**PAGE EXTRACT:**

So here are some field notes from my SheChanges crew to yours—along with a few tricks to stir the pot and create some good trouble that will undoubtably serve us all.
#1 Conjuring
One of my clients earlier this week had an inspiration that both delighted and shocked her. She is entering a season of conjuring and she knows it, having been here before. Prior to her session, she had cleared off a wall in her home office, got some bulletin boards and thought she’d do a vision board of sorts. Over the phone that day in her session, we could sense things wanted some breathing room—more space to expand and unravel before revealing themselves. There was this great pause, and this grown-ass woman said “What if I just write on the wall…in Sharpie!?” And then another silence and she said, “OMG I JUST WROTE WRITE ON THE WALL IN SHARPIE!” Something happened in that moment, and maybe you had to be there to appreciate it—but perhaps you can relate. Permission was given to color outside the lines. She broke the “neat and tidy” rule. She did what you’re not supposed to do. Her words on the wall felt more like a prayer—or missives from command center—and less like a working strategy. There was no drafting—her words were a permanent fixture in her home now, just as they were—like magic. And it felt deliciously good.

**REQUIRED ACTION:**
In the field notes on conjuring, what did the client clear off before her session?

**MATERIAL SHOWN:**
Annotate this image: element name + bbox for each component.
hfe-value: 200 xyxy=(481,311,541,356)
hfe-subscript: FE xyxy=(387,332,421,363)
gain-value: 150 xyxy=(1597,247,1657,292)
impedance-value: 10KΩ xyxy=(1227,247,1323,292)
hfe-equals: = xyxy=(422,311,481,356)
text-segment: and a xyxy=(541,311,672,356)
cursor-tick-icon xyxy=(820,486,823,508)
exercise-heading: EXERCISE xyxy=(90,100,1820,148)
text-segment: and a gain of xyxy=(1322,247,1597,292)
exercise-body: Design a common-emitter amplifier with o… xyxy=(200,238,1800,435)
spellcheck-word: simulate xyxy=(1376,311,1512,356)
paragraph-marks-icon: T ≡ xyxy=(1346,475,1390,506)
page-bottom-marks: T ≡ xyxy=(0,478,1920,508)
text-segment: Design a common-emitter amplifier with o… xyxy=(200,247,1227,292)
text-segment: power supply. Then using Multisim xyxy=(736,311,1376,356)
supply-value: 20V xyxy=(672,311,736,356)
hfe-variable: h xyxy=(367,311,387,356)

**FINISHED EXERCISE:**
A wall in her home office.